◆ The data
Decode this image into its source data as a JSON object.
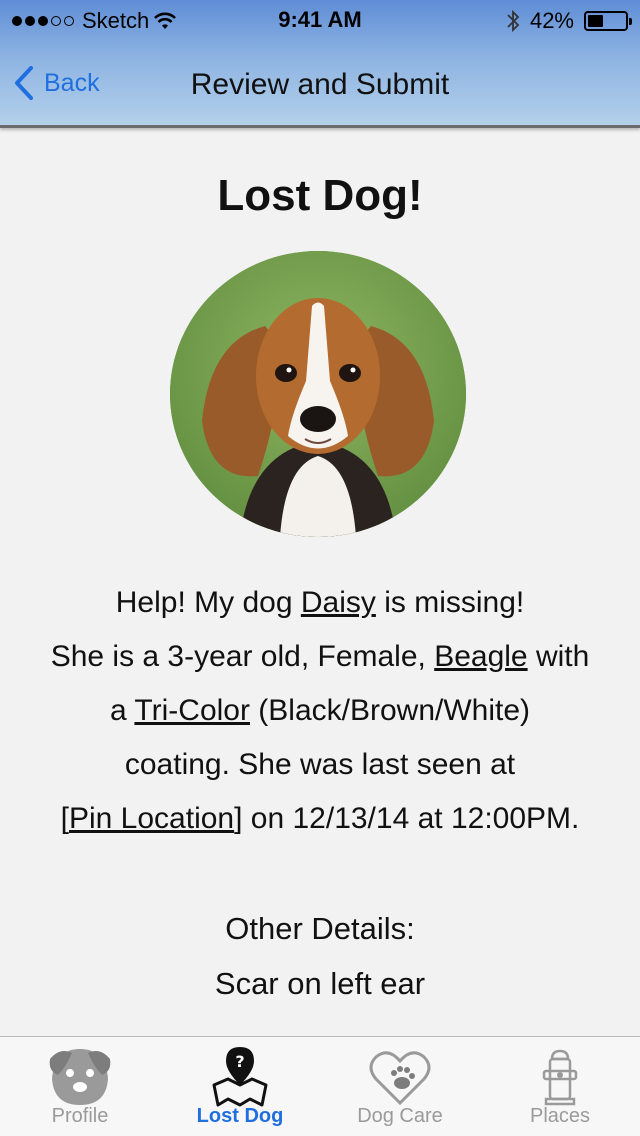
{
  "status_bar": {
    "carrier": "Sketch",
    "time": "9:41 AM",
    "battery_percent": "42%",
    "battery_level": 0.42,
    "signal_dots_filled": 3,
    "signal_dots_total": 5
  },
  "nav": {
    "back_label": "Back",
    "title": "Review and Submit"
  },
  "main": {
    "title": "Lost Dog!",
    "description": {
      "line1_prefix": "Help! My dog ",
      "dog_name": "Daisy",
      "line1_suffix": " is missing!",
      "line2_prefix": "She is a 3-year old, Female, ",
      "breed": "Beagle",
      "line2_suffix": " with",
      "line3_prefix": "a ",
      "color": "Tri-Color",
      "line3_suffix": " (Black/Brown/White)",
      "line4": "coating.  She was last seen at",
      "line5_open": "[",
      "location": "Pin Location",
      "line5_suffix": "] on 12/13/14 at 12:00PM."
    },
    "other_details_label": "Other Details:",
    "other_details_value": "Scar on left ear"
  },
  "tab_bar": {
    "tabs": [
      {
        "label": "Profile",
        "icon": "dog-face-icon",
        "active": false
      },
      {
        "label": "Lost Dog",
        "icon": "lost-dog-map-icon",
        "active": true
      },
      {
        "label": "Dog Care",
        "icon": "heart-paw-icon",
        "active": false
      },
      {
        "label": "Places",
        "icon": "fire-hydrant-icon",
        "active": false
      }
    ]
  },
  "colors": {
    "accent": "#1f6fe0",
    "inactive_tab": "#9a9a9a",
    "background": "#f2f2f2"
  }
}
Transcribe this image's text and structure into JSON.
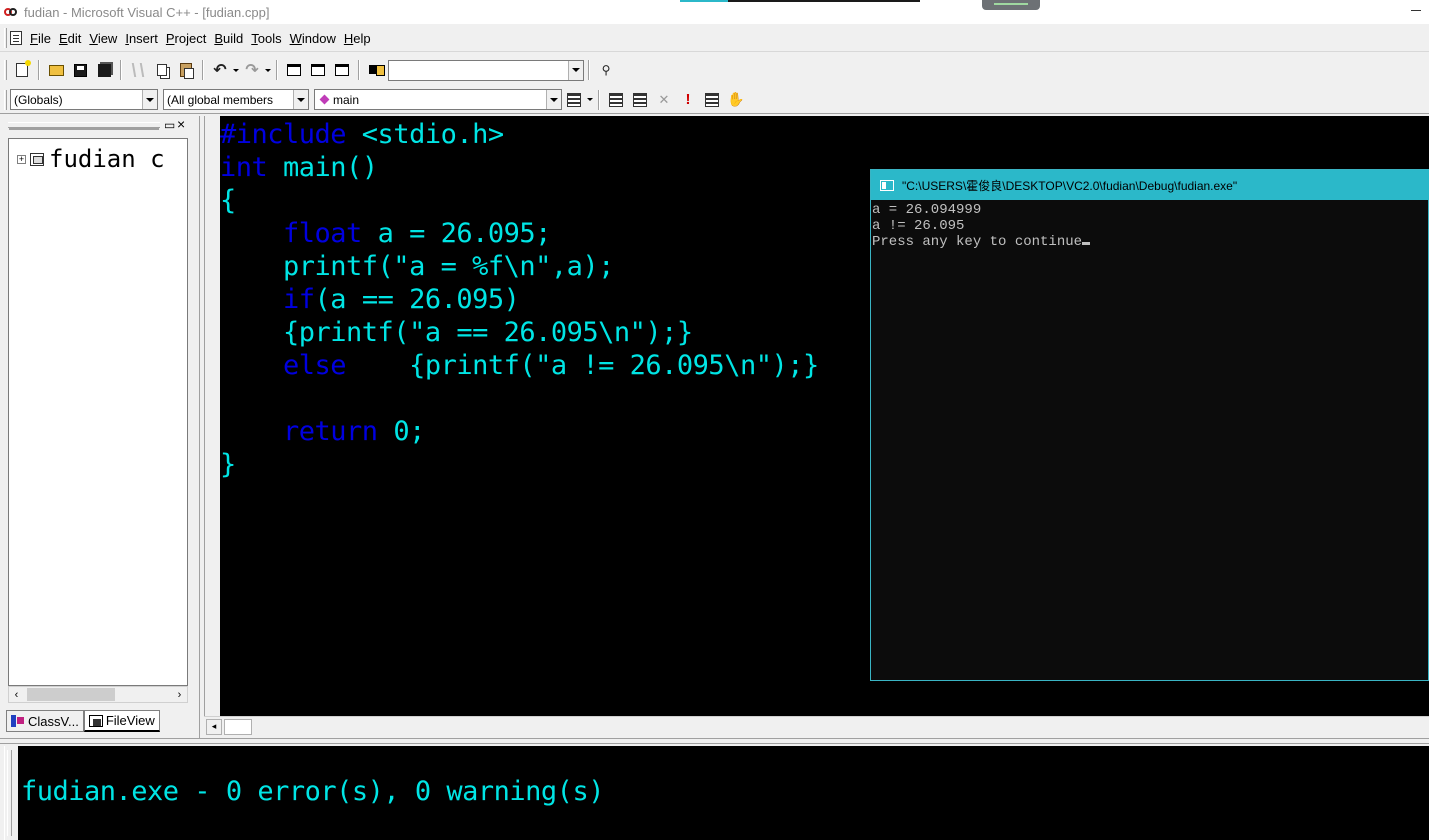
{
  "window": {
    "title": "fudian - Microsoft Visual C++ - [fudian.cpp]"
  },
  "menu": {
    "items": [
      {
        "accel": "F",
        "rest": "ile"
      },
      {
        "accel": "E",
        "rest": "dit"
      },
      {
        "accel": "V",
        "rest": "iew"
      },
      {
        "accel": "I",
        "rest": "nsert"
      },
      {
        "accel": "P",
        "rest": "roject"
      },
      {
        "accel": "B",
        "rest": "uild"
      },
      {
        "accel": "T",
        "rest": "ools"
      },
      {
        "accel": "W",
        "rest": "indow"
      },
      {
        "accel": "H",
        "rest": "elp"
      }
    ]
  },
  "toolbar": {
    "find_combo_value": "",
    "scope_combo": "(Globals)",
    "members_combo": "(All global members",
    "function_combo": "main"
  },
  "workspace": {
    "tree_root": "fudian c",
    "tabs": [
      {
        "label": "ClassV..."
      },
      {
        "label": "FileView"
      }
    ]
  },
  "editor": {
    "filename": "fudian.cpp",
    "lines": [
      "#include <stdio.h>",
      "int main()",
      "{",
      "    float a = 26.095;",
      "    printf(\"a = %f\\n\",a);",
      "    if(a == 26.095)",
      "    {printf(\"a == 26.095\\n\");}",
      "    else    {printf(\"a != 26.095\\n\");}",
      "",
      "    return 0;",
      "}"
    ]
  },
  "console": {
    "title": "\"C:\\USERS\\霍俊良\\DESKTOP\\VC2.0\\fudian\\Debug\\fudian.exe\"",
    "lines": [
      "a = 26.094999",
      "a != 26.095",
      "Press any key to continue"
    ]
  },
  "output": {
    "text": "fudian.exe - 0 error(s), 0 warning(s)"
  },
  "colors": {
    "code_text": "#00e5e5",
    "keyword": "#0000e0",
    "editor_bg": "#000000",
    "console_titlebar": "#2bb8c9"
  }
}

◆ Directions for this task
Restate the data above exactly, stripping out each image.

◆ Solution to this problem
Decode this image into its source data as a JSON object.
{
  "status_bar": {
    "carrier": "Sketch",
    "time": "9:41 AM",
    "battery_percent": "42%",
    "battery_level": 0.42,
    "signal_dots_filled": 3,
    "signal_dots_total": 5
  },
  "nav": {
    "back_label": "Back",
    "title": "Review and Submit"
  },
  "main": {
    "title": "Lost Dog!",
    "description": {
      "line1_prefix": "Help! My dog ",
      "dog_name": "Daisy",
      "line1_suffix": " is missing!",
      "line2_prefix": "She is a 3-year old, Female, ",
      "breed": "Beagle",
      "line2_suffix": " with",
      "line3_prefix": "a ",
      "color": "Tri-Color",
      "line3_suffix": " (Black/Brown/White)",
      "line4": "coating.  She was last seen at",
      "line5_open": "[",
      "location": "Pin Location",
      "line5_suffix": "] on 12/13/14 at 12:00PM."
    },
    "other_details_label": "Other Details:",
    "other_details_value": "Scar on left ear"
  },
  "tab_bar": {
    "tabs": [
      {
        "label": "Profile",
        "icon": "dog-face-icon",
        "active": false
      },
      {
        "label": "Lost Dog",
        "icon": "lost-dog-map-icon",
        "active": true
      },
      {
        "label": "Dog Care",
        "icon": "heart-paw-icon",
        "active": false
      },
      {
        "label": "Places",
        "icon": "fire-hydrant-icon",
        "active": false
      }
    ]
  },
  "colors": {
    "accent": "#1f6fe0",
    "inactive_tab": "#9a9a9a",
    "background": "#f2f2f2"
  }
}
Transcribe this image's text and structure into JSON.
{
  "window": {
    "title": "fudian - Microsoft Visual C++ - [fudian.cpp]"
  },
  "menu": {
    "items": [
      {
        "accel": "F",
        "rest": "ile"
      },
      {
        "accel": "E",
        "rest": "dit"
      },
      {
        "accel": "V",
        "rest": "iew"
      },
      {
        "accel": "I",
        "rest": "nsert"
      },
      {
        "accel": "P",
        "rest": "roject"
      },
      {
        "accel": "B",
        "rest": "uild"
      },
      {
        "accel": "T",
        "rest": "ools"
      },
      {
        "accel": "W",
        "rest": "indow"
      },
      {
        "accel": "H",
        "rest": "elp"
      }
    ]
  },
  "toolbar": {
    "find_combo_value": "",
    "scope_combo": "(Globals)",
    "members_combo": "(All global members",
    "function_combo": "main"
  },
  "workspace": {
    "tree_root": "fudian c",
    "tabs": [
      {
        "label": "ClassV..."
      },
      {
        "label": "FileView"
      }
    ]
  },
  "editor": {
    "filename": "fudian.cpp",
    "lines": [
      "#include <stdio.h>",
      "int main()",
      "{",
      "    float a = 26.095;",
      "    printf(\"a = %f\\n\",a);",
      "    if(a == 26.095)",
      "    {printf(\"a == 26.095\\n\");}",
      "    else    {printf(\"a != 26.095\\n\");}",
      "",
      "    return 0;",
      "}"
    ]
  },
  "console": {
    "title": "\"C:\\USERS\\霍俊良\\DESKTOP\\VC2.0\\fudian\\Debug\\fudian.exe\"",
    "lines": [
      "a = 26.094999",
      "a != 26.095",
      "Press any key to continue"
    ]
  },
  "output": {
    "text": "fudian.exe - 0 error(s), 0 warning(s)"
  },
  "colors": {
    "code_text": "#00e5e5",
    "keyword": "#0000e0",
    "editor_bg": "#000000",
    "console_titlebar": "#2bb8c9"
  }
}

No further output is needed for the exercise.